**Stated task**
Copy every line from the data below in which the string "JSON" can be found.

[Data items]
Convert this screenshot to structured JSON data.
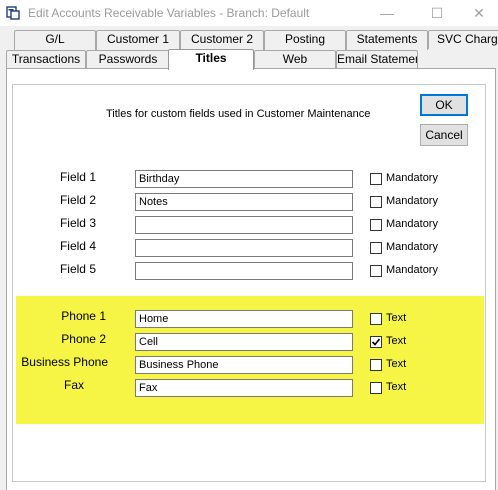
{
  "window": {
    "title": "Edit Accounts Receivable Variables  - Branch: Default",
    "minimize": "—",
    "maximize": "☐",
    "close": "✕"
  },
  "tabs_row1": [
    {
      "label": "G/L"
    },
    {
      "label": "Customer 1"
    },
    {
      "label": "Customer 2"
    },
    {
      "label": "Posting"
    },
    {
      "label": "Statements"
    },
    {
      "label": "SVC Charge"
    }
  ],
  "tabs_row2": [
    {
      "label": "Transactions"
    },
    {
      "label": "Passwords"
    },
    {
      "label": "Titles",
      "active": true
    },
    {
      "label": "Web"
    },
    {
      "label": "Email Statement"
    }
  ],
  "caption": "Titles for custom fields used in Customer Maintenance",
  "buttons": {
    "ok": "OK",
    "cancel": "Cancel"
  },
  "fields": [
    {
      "label": "Field 1",
      "value": "Birthday",
      "check_label": "Mandatory",
      "checked": false
    },
    {
      "label": "Field 2",
      "value": "Notes",
      "check_label": "Mandatory",
      "checked": false
    },
    {
      "label": "Field 3",
      "value": "",
      "check_label": "Mandatory",
      "checked": false
    },
    {
      "label": "Field 4",
      "value": "",
      "check_label": "Mandatory",
      "checked": false
    },
    {
      "label": "Field 5",
      "value": "",
      "check_label": "Mandatory",
      "checked": false
    }
  ],
  "phones": [
    {
      "label": "Phone 1",
      "value": "Home",
      "check_label": "Text",
      "checked": false
    },
    {
      "label": "Phone 2",
      "value": "Cell",
      "check_label": "Text",
      "checked": true
    },
    {
      "label": "Business Phone",
      "value": "Business Phone",
      "check_label": "Text",
      "checked": false
    },
    {
      "label": "Fax",
      "value": "Fax",
      "check_label": "Text",
      "checked": false
    }
  ],
  "colors": {
    "highlight": "#f6f545",
    "focus_border": "#0078d7"
  }
}
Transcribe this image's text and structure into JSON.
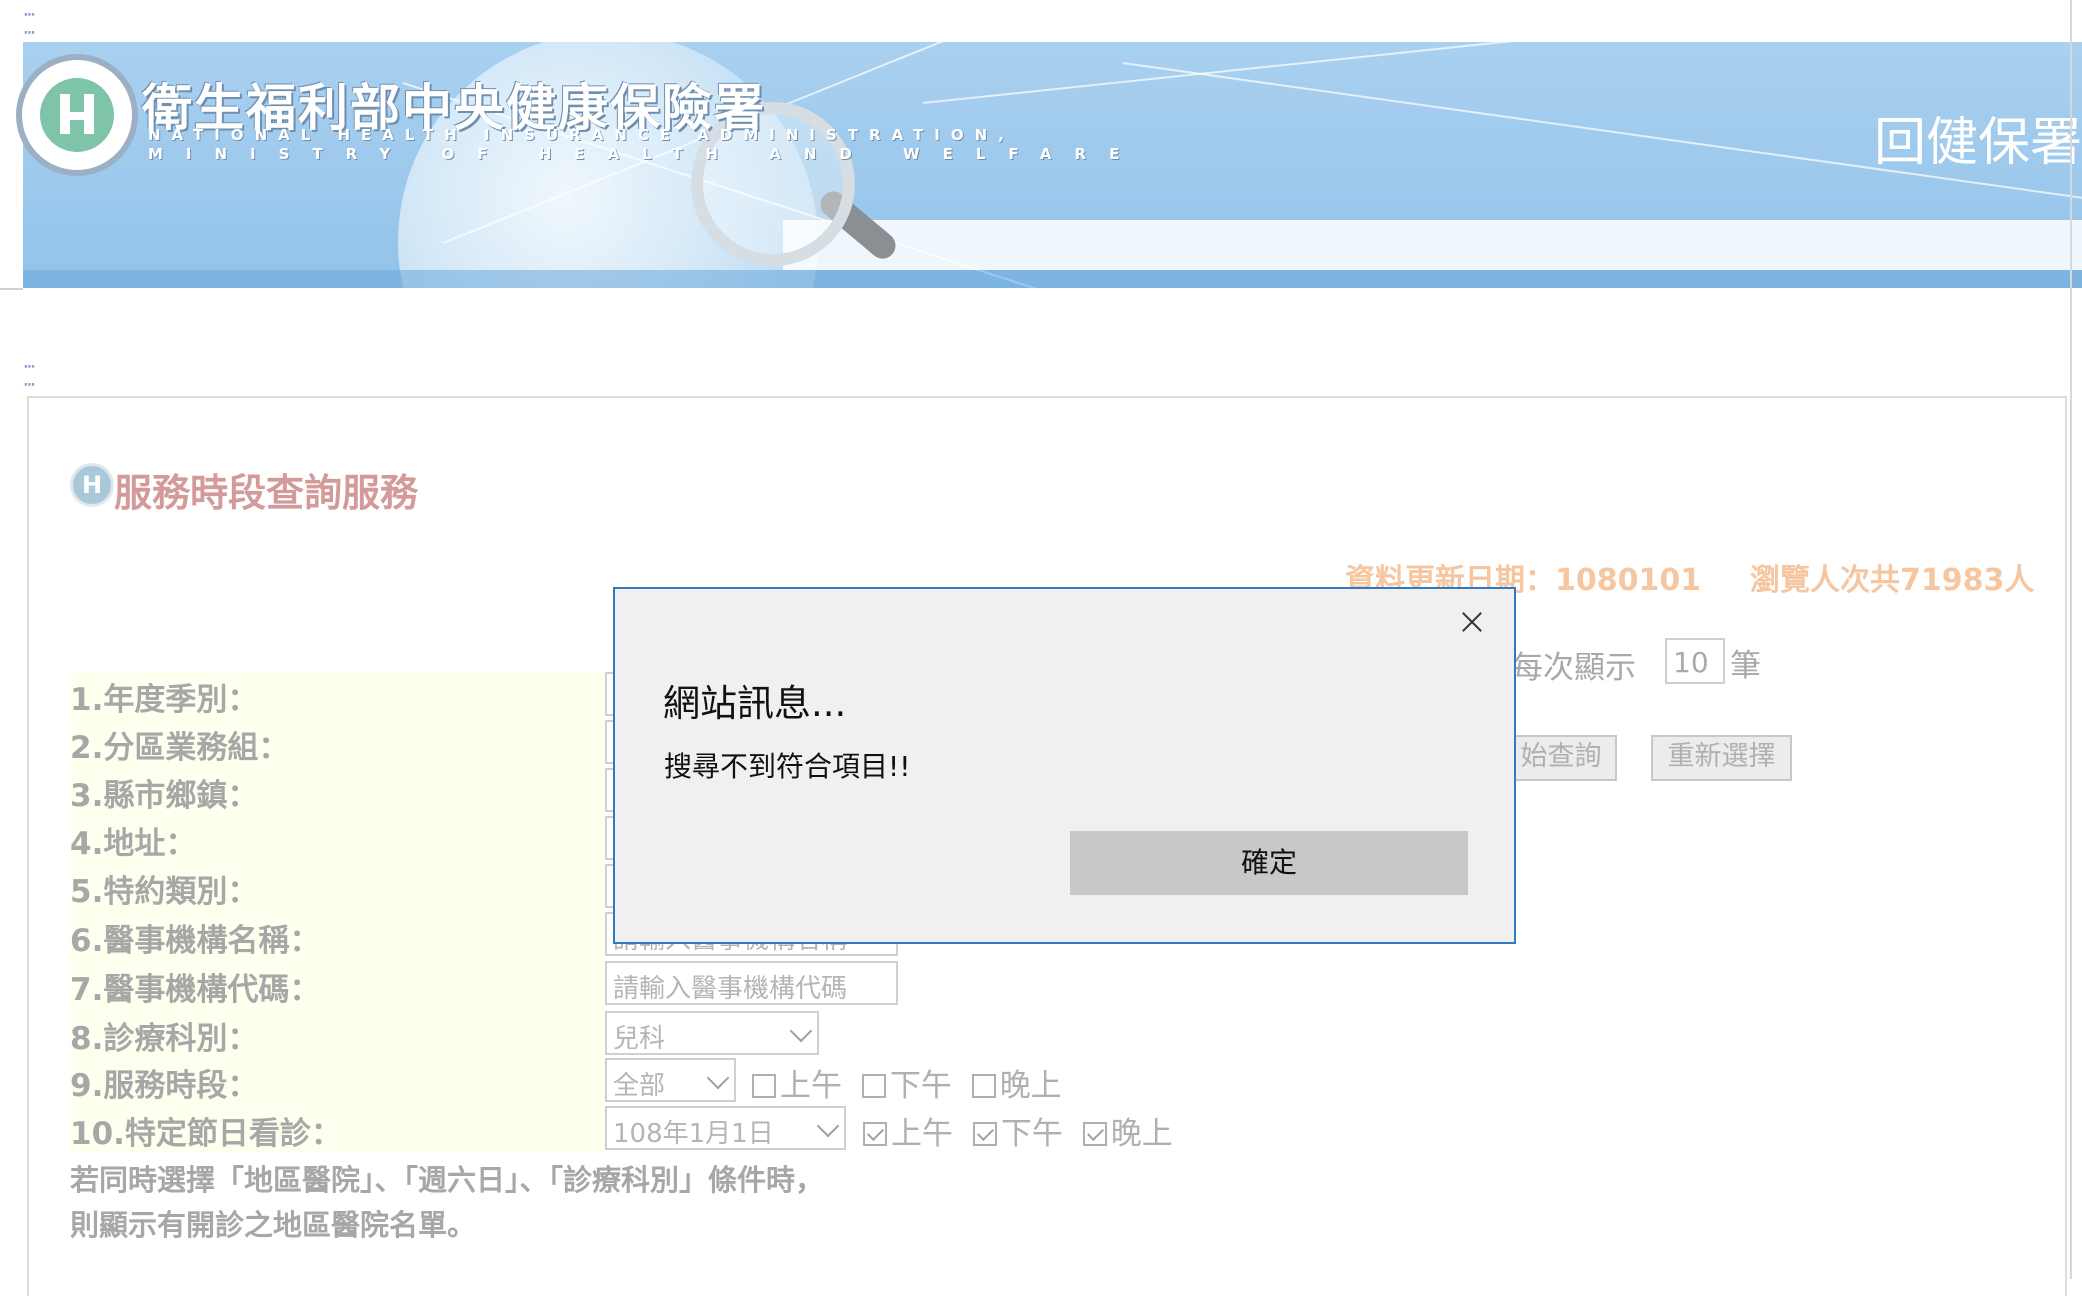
{
  "header": {
    "org_name_zh": "衛生福利部中央健康保險署",
    "org_name_en_line1": "NATIONAL HEALTH INSURANCE ADMINISTRATION,",
    "org_name_en_line2": "MINISTRY OF HEALTH AND WELFARE",
    "back_link": "回健保署",
    "logo_icon": "nhi-seal-logo",
    "banner_image": "globe-magnifier-banner"
  },
  "page": {
    "title": "服務時段查詢服務",
    "title_icon": "nhi-h-icon",
    "update_date": "資料更新日期：1080101",
    "visit_count": "瀏覽人次共71983人",
    "per_page_label": "每次顯示",
    "per_page_value": "10",
    "per_page_unit": "筆",
    "search_button": "始查詢",
    "reset_button": "重新選擇"
  },
  "form": {
    "fields": [
      {
        "label": "1.年度季別："
      },
      {
        "label": "2.分區業務組："
      },
      {
        "label": "3.縣市鄉鎮："
      },
      {
        "label": "4.地址："
      },
      {
        "label": "5.特約類別："
      },
      {
        "label": "6.醫事機構名稱：",
        "placeholder": "請輸入醫事機構名稱"
      },
      {
        "label": "7.醫事機構代碼：",
        "placeholder": "請輸入醫事機構代碼"
      },
      {
        "label": "8.診療科別：",
        "value": "兒科"
      },
      {
        "label": "9.服務時段：",
        "value": "全部",
        "options": [
          "上午",
          "下午",
          "晚上"
        ],
        "checked": [
          false,
          false,
          false
        ]
      },
      {
        "label": "10.特定節日看診：",
        "value": "108年1月1日",
        "options": [
          "上午",
          "下午",
          "晚上"
        ],
        "checked": [
          true,
          true,
          true
        ]
      }
    ],
    "note_line1": "若同時選擇「地區醫院」、「週六日」、「診療科別」條件時，",
    "note_line2": "則顯示有開診之地區醫院名單。"
  },
  "dialog": {
    "title": "網站訊息...",
    "message": "搜尋不到符合項目!!",
    "ok_button": "確定",
    "close_icon": "close-icon"
  },
  "colors": {
    "banner": "#93c3ea",
    "title": "#d49a9a",
    "info_text": "#f5c6a0",
    "form_label_bg": "#fffff0",
    "dialog_border": "#2f7bc3",
    "dialog_bg": "#f0f0f0",
    "ok_button_bg": "#c8c8c8"
  }
}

**Result**
Convert this screenshot to structured JSON data.
Transcribe this image's text and structure into JSON.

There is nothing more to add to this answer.